Collect each line holding the string "into".

Saved entries
/---
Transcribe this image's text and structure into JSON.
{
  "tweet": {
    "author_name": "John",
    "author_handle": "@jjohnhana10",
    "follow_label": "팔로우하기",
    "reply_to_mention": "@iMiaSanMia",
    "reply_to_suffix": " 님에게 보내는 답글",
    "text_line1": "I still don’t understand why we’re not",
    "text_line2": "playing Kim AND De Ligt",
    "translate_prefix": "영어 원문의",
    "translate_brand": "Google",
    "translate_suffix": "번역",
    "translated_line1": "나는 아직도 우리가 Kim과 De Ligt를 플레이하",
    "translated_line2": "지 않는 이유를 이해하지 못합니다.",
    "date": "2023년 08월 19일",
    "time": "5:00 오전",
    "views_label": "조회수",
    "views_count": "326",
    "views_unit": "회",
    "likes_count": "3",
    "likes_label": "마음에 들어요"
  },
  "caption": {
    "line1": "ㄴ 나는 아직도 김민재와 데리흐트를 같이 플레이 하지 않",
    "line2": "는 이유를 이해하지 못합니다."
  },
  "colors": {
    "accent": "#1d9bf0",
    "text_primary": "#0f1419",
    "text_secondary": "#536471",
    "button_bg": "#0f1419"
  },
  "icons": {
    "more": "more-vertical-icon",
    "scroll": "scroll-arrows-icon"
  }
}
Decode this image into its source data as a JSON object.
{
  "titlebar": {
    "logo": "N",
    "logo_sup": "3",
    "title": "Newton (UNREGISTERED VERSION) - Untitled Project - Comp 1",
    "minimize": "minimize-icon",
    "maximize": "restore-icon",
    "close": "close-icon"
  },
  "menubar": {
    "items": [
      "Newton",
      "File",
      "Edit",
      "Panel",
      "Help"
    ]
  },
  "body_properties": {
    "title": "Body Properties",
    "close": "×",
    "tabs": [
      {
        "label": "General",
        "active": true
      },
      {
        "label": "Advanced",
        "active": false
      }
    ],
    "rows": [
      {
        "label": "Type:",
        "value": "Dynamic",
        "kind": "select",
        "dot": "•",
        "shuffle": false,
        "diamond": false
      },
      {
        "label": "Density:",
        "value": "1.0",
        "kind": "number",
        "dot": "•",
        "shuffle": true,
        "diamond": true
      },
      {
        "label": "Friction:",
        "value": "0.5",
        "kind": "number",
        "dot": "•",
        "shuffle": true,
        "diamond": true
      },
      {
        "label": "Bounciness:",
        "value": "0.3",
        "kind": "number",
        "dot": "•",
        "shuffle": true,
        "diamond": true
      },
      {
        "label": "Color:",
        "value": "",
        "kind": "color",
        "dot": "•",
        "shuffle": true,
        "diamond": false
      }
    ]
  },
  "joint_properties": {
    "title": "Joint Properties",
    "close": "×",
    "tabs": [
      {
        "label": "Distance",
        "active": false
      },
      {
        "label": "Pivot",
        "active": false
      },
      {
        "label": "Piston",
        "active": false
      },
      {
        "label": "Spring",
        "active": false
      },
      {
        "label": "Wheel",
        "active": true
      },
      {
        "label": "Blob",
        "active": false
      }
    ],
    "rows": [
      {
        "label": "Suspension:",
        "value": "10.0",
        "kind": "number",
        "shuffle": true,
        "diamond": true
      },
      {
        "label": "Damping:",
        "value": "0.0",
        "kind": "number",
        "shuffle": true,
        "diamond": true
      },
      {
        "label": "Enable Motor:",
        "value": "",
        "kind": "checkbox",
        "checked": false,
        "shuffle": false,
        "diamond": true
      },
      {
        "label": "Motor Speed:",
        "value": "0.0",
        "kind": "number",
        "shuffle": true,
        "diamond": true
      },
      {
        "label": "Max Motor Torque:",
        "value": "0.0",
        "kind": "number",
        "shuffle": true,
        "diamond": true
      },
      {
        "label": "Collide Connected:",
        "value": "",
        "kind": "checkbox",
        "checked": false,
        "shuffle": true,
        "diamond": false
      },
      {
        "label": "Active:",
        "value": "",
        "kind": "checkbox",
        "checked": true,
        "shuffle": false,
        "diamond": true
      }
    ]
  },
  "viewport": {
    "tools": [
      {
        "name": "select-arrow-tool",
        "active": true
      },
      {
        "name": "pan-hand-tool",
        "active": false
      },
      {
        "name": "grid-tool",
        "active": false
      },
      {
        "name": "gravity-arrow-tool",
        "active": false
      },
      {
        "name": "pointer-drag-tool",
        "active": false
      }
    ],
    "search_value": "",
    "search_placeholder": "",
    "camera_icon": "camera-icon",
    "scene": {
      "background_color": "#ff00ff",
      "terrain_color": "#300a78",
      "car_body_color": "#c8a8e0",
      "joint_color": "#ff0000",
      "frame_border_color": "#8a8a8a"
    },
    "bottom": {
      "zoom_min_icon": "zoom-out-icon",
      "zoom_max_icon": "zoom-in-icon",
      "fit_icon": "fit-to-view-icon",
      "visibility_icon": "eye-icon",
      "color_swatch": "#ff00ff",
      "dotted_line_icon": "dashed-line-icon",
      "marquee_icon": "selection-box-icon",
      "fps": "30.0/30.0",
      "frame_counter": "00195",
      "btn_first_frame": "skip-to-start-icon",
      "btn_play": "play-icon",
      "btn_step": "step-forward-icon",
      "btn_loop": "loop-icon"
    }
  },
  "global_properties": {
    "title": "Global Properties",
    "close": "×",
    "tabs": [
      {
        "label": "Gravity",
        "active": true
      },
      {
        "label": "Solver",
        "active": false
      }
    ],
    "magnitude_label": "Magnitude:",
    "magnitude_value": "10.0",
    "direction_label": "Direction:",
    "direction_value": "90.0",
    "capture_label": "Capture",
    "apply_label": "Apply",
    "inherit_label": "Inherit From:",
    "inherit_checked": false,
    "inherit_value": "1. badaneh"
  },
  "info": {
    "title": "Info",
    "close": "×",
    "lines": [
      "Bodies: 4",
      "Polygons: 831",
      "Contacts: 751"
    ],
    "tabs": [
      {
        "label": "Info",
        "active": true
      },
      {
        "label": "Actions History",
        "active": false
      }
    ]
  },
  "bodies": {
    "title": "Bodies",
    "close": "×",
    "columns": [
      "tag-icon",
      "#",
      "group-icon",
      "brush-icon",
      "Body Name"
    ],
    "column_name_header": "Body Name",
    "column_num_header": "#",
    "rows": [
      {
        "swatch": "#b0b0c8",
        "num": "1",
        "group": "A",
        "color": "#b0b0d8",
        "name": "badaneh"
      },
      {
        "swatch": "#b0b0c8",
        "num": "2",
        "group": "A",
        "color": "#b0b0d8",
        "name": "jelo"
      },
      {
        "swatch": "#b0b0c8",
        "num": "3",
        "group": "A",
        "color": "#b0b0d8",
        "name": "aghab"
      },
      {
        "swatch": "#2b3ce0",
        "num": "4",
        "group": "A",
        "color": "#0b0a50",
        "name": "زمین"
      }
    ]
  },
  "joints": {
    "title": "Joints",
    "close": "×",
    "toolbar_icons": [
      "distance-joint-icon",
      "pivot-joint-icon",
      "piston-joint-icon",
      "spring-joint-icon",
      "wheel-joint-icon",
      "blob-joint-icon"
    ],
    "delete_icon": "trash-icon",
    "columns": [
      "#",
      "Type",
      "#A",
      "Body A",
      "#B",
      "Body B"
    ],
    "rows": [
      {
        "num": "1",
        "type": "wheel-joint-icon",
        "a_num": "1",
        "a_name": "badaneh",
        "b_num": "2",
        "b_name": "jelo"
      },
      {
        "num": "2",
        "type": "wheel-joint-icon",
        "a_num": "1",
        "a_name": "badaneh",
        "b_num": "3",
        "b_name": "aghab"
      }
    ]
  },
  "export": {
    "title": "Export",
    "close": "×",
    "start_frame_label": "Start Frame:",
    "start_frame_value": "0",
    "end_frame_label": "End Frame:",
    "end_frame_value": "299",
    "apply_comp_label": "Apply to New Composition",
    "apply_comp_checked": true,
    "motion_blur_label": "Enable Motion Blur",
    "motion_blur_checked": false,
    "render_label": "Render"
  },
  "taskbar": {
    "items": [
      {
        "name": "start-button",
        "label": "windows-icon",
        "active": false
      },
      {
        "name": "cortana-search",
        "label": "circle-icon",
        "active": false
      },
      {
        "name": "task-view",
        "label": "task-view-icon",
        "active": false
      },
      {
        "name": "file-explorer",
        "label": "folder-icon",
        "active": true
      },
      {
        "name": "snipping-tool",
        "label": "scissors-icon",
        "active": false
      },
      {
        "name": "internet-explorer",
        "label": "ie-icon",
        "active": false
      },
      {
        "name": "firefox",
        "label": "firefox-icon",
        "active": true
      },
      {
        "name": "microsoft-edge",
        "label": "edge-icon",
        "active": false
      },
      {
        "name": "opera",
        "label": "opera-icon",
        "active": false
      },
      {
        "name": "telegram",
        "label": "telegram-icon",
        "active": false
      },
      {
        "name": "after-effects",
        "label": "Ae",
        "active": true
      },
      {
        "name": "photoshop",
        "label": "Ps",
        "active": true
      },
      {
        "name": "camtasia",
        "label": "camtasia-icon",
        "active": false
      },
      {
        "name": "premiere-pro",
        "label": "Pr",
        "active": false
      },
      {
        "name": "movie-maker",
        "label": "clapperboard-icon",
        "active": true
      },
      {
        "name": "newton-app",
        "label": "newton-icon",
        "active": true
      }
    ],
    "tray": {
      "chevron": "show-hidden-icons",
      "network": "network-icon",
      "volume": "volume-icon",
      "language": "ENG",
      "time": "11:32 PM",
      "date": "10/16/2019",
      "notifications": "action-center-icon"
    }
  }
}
\---
-- Task answer --
Transcribe this image's text and structure into JSON.
Decode this image into its source data as a JSON object.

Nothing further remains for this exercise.